• EXERCISE TASK
Retype the material that follows, keeping every word as it is.

• SOURCE MATERIAL
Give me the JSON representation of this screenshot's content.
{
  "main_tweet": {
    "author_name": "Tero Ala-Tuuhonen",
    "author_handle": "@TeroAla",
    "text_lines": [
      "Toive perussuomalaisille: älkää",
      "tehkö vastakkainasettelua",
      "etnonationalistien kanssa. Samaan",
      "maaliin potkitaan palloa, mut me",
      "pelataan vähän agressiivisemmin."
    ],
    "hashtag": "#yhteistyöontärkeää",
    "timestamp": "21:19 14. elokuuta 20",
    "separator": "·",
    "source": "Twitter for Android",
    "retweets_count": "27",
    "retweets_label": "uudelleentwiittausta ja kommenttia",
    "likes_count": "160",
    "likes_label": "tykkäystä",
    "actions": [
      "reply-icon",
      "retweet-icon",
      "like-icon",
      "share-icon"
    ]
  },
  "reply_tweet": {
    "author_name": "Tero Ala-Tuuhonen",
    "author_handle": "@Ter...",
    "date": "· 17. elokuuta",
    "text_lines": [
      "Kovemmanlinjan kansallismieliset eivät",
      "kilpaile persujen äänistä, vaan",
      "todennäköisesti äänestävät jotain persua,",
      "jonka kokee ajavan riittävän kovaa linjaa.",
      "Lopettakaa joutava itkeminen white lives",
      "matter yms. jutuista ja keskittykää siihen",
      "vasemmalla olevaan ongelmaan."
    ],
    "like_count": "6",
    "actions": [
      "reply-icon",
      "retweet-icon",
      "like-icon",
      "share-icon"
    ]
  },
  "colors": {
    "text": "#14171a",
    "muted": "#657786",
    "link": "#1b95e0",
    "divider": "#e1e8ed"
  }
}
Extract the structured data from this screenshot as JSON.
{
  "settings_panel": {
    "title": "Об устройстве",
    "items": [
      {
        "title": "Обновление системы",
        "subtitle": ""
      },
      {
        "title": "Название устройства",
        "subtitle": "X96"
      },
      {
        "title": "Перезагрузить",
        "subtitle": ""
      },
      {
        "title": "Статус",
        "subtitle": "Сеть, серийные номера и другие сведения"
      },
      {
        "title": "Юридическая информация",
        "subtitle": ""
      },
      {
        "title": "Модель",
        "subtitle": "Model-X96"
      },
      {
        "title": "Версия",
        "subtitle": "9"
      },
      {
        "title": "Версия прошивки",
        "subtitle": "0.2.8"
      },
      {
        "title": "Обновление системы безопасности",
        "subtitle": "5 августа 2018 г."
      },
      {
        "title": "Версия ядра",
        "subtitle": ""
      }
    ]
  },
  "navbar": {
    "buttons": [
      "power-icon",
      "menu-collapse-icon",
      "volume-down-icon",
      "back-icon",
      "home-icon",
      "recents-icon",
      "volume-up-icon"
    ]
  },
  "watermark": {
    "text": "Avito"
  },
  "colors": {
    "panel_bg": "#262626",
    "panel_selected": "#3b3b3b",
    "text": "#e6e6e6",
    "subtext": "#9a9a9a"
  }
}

• RESULT
Give me the JSON representation of this screenshot's content.
{
  "main_tweet": {
    "author_name": "Tero Ala-Tuuhonen",
    "author_handle": "@TeroAla",
    "text_lines": [
      "Toive perussuomalaisille: älkää",
      "tehkö vastakkainasettelua",
      "etnonationalistien kanssa. Samaan",
      "maaliin potkitaan palloa, mut me",
      "pelataan vähän agressiivisemmin."
    ],
    "hashtag": "#yhteistyöontärkeää",
    "timestamp": "21:19 14. elokuuta 20",
    "separator": "·",
    "source": "Twitter for Android",
    "retweets_count": "27",
    "retweets_label": "uudelleentwiittausta ja kommenttia",
    "likes_count": "160",
    "likes_label": "tykkäystä",
    "actions": [
      "reply-icon",
      "retweet-icon",
      "like-icon",
      "share-icon"
    ]
  },
  "reply_tweet": {
    "author_name": "Tero Ala-Tuuhonen",
    "author_handle": "@Ter...",
    "date": "· 17. elokuuta",
    "text_lines": [
      "Kovemmanlinjan kansallismieliset eivät",
      "kilpaile persujen äänistä, vaan",
      "todennäköisesti äänestävät jotain persua,",
      "jonka kokee ajavan riittävän kovaa linjaa.",
      "Lopettakaa joutava itkeminen white lives",
      "matter yms. jutuista ja keskittykää siihen",
      "vasemmalla olevaan ongelmaan."
    ],
    "like_count": "6",
    "actions": [
      "reply-icon",
      "retweet-icon",
      "like-icon",
      "share-icon"
    ]
  },
  "colors": {
    "text": "#14171a",
    "muted": "#657786",
    "link": "#1b95e0",
    "divider": "#e1e8ed"
  }
}
Extract the structured data from this screenshot as JSON.
{
  "settings_panel": {
    "title": "Об устройстве",
    "items": [
      {
        "title": "Обновление системы",
        "subtitle": ""
      },
      {
        "title": "Название устройства",
        "subtitle": "X96"
      },
      {
        "title": "Перезагрузить",
        "subtitle": ""
      },
      {
        "title": "Статус",
        "subtitle": "Сеть, серийные номера и другие сведения"
      },
      {
        "title": "Юридическая информация",
        "subtitle": ""
      },
      {
        "title": "Модель",
        "subtitle": "Model-X96"
      },
      {
        "title": "Версия",
        "subtitle": "9"
      },
      {
        "title": "Версия прошивки",
        "subtitle": "0.2.8"
      },
      {
        "title": "Обновление системы безопасности",
        "subtitle": "5 августа 2018 г."
      },
      {
        "title": "Версия ядра",
        "subtitle": ""
      }
    ]
  },
  "navbar": {
    "buttons": [
      "power-icon",
      "menu-collapse-icon",
      "volume-down-icon",
      "back-icon",
      "home-icon",
      "recents-icon",
      "volume-up-icon"
    ]
  },
  "watermark": {
    "text": "Avito"
  },
  "colors": {
    "panel_bg": "#262626",
    "panel_selected": "#3b3b3b",
    "text": "#e6e6e6",
    "subtext": "#9a9a9a"
  }
}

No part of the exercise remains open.